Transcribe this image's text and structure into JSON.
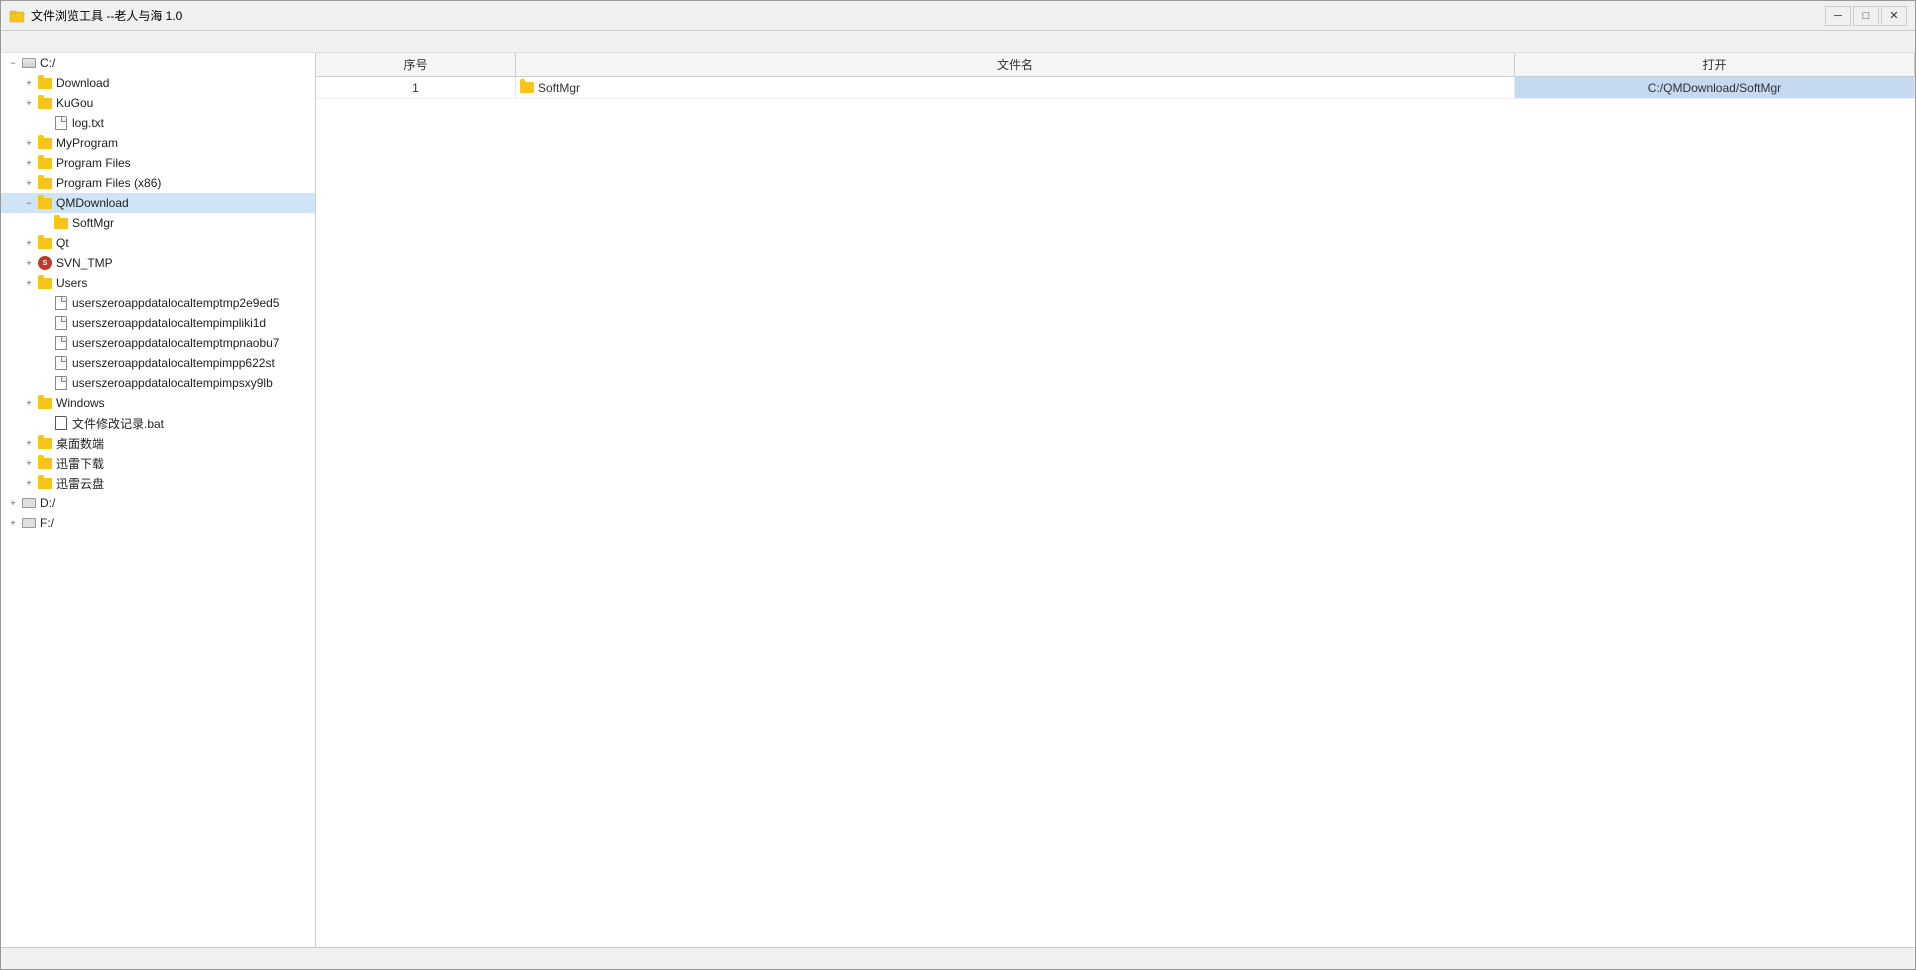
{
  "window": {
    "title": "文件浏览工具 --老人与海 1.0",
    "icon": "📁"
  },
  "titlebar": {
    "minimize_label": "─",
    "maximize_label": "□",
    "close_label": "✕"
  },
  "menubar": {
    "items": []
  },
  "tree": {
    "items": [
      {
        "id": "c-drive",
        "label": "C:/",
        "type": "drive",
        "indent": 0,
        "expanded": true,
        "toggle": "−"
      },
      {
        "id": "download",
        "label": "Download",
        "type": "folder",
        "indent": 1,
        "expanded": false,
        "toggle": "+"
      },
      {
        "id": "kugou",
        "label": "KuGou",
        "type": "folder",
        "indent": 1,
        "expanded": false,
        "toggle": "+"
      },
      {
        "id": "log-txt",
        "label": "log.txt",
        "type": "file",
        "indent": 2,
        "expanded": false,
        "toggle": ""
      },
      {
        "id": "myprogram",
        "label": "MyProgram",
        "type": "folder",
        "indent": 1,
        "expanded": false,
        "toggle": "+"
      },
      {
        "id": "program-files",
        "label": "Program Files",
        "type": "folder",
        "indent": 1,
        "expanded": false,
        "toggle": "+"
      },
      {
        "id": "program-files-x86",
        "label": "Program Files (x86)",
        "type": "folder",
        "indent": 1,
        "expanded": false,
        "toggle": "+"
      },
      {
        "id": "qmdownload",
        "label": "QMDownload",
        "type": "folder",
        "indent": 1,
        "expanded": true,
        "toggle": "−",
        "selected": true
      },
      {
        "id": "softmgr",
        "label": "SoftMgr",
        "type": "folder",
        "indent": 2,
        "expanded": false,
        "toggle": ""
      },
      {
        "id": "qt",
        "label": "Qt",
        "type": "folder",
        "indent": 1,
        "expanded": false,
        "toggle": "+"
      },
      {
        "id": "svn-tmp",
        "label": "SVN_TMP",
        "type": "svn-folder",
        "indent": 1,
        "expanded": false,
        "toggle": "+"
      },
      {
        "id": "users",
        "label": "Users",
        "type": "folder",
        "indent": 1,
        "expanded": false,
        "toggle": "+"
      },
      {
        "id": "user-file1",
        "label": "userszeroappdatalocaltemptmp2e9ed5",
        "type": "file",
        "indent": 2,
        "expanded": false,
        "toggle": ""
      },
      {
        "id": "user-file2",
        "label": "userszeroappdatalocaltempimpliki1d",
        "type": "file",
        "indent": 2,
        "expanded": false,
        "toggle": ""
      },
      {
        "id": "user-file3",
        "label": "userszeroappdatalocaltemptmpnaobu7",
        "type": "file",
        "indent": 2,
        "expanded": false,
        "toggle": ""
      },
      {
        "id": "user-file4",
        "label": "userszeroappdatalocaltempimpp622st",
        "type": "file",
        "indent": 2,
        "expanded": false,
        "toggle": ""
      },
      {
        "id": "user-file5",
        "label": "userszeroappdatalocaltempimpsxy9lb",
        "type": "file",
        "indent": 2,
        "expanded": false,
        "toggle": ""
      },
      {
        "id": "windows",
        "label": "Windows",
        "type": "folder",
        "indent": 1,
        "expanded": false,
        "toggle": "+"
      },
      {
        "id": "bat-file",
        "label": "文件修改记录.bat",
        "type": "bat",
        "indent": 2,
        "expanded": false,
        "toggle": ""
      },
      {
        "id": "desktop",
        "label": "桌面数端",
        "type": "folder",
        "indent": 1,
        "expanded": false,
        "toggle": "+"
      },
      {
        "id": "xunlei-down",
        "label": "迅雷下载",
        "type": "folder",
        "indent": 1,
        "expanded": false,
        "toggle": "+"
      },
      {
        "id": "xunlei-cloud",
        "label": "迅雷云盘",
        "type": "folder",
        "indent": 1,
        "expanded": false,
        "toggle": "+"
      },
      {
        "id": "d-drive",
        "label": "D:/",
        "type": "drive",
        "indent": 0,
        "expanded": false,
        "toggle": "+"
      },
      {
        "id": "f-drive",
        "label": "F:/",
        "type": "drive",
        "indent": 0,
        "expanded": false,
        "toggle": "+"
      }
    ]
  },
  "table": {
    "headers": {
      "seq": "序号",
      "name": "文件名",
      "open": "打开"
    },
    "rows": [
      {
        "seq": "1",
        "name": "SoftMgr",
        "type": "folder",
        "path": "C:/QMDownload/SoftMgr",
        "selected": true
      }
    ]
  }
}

________________________________________

Reproduce every line exactly and omit all pictures.

● **Written response**:
Transcribe this image's text and structure into JSON.
{
  "window": {
    "title": "文件浏览工具 --老人与海 1.0",
    "icon": "📁"
  },
  "titlebar": {
    "minimize_label": "─",
    "maximize_label": "□",
    "close_label": "✕"
  },
  "menubar": {
    "items": []
  },
  "tree": {
    "items": [
      {
        "id": "c-drive",
        "label": "C:/",
        "type": "drive",
        "indent": 0,
        "expanded": true,
        "toggle": "−"
      },
      {
        "id": "download",
        "label": "Download",
        "type": "folder",
        "indent": 1,
        "expanded": false,
        "toggle": "+"
      },
      {
        "id": "kugou",
        "label": "KuGou",
        "type": "folder",
        "indent": 1,
        "expanded": false,
        "toggle": "+"
      },
      {
        "id": "log-txt",
        "label": "log.txt",
        "type": "file",
        "indent": 2,
        "expanded": false,
        "toggle": ""
      },
      {
        "id": "myprogram",
        "label": "MyProgram",
        "type": "folder",
        "indent": 1,
        "expanded": false,
        "toggle": "+"
      },
      {
        "id": "program-files",
        "label": "Program Files",
        "type": "folder",
        "indent": 1,
        "expanded": false,
        "toggle": "+"
      },
      {
        "id": "program-files-x86",
        "label": "Program Files (x86)",
        "type": "folder",
        "indent": 1,
        "expanded": false,
        "toggle": "+"
      },
      {
        "id": "qmdownload",
        "label": "QMDownload",
        "type": "folder",
        "indent": 1,
        "expanded": true,
        "toggle": "−",
        "selected": true
      },
      {
        "id": "softmgr",
        "label": "SoftMgr",
        "type": "folder",
        "indent": 2,
        "expanded": false,
        "toggle": ""
      },
      {
        "id": "qt",
        "label": "Qt",
        "type": "folder",
        "indent": 1,
        "expanded": false,
        "toggle": "+"
      },
      {
        "id": "svn-tmp",
        "label": "SVN_TMP",
        "type": "svn-folder",
        "indent": 1,
        "expanded": false,
        "toggle": "+"
      },
      {
        "id": "users",
        "label": "Users",
        "type": "folder",
        "indent": 1,
        "expanded": false,
        "toggle": "+"
      },
      {
        "id": "user-file1",
        "label": "userszeroappdatalocaltemptmp2e9ed5",
        "type": "file",
        "indent": 2,
        "expanded": false,
        "toggle": ""
      },
      {
        "id": "user-file2",
        "label": "userszeroappdatalocaltempimpliki1d",
        "type": "file",
        "indent": 2,
        "expanded": false,
        "toggle": ""
      },
      {
        "id": "user-file3",
        "label": "userszeroappdatalocaltemptmpnaobu7",
        "type": "file",
        "indent": 2,
        "expanded": false,
        "toggle": ""
      },
      {
        "id": "user-file4",
        "label": "userszeroappdatalocaltempimpp622st",
        "type": "file",
        "indent": 2,
        "expanded": false,
        "toggle": ""
      },
      {
        "id": "user-file5",
        "label": "userszeroappdatalocaltempimpsxy9lb",
        "type": "file",
        "indent": 2,
        "expanded": false,
        "toggle": ""
      },
      {
        "id": "windows",
        "label": "Windows",
        "type": "folder",
        "indent": 1,
        "expanded": false,
        "toggle": "+"
      },
      {
        "id": "bat-file",
        "label": "文件修改记录.bat",
        "type": "bat",
        "indent": 2,
        "expanded": false,
        "toggle": ""
      },
      {
        "id": "desktop",
        "label": "桌面数端",
        "type": "folder",
        "indent": 1,
        "expanded": false,
        "toggle": "+"
      },
      {
        "id": "xunlei-down",
        "label": "迅雷下载",
        "type": "folder",
        "indent": 1,
        "expanded": false,
        "toggle": "+"
      },
      {
        "id": "xunlei-cloud",
        "label": "迅雷云盘",
        "type": "folder",
        "indent": 1,
        "expanded": false,
        "toggle": "+"
      },
      {
        "id": "d-drive",
        "label": "D:/",
        "type": "drive",
        "indent": 0,
        "expanded": false,
        "toggle": "+"
      },
      {
        "id": "f-drive",
        "label": "F:/",
        "type": "drive",
        "indent": 0,
        "expanded": false,
        "toggle": "+"
      }
    ]
  },
  "table": {
    "headers": {
      "seq": "序号",
      "name": "文件名",
      "open": "打开"
    },
    "rows": [
      {
        "seq": "1",
        "name": "SoftMgr",
        "type": "folder",
        "path": "C:/QMDownload/SoftMgr",
        "selected": true
      }
    ]
  }
}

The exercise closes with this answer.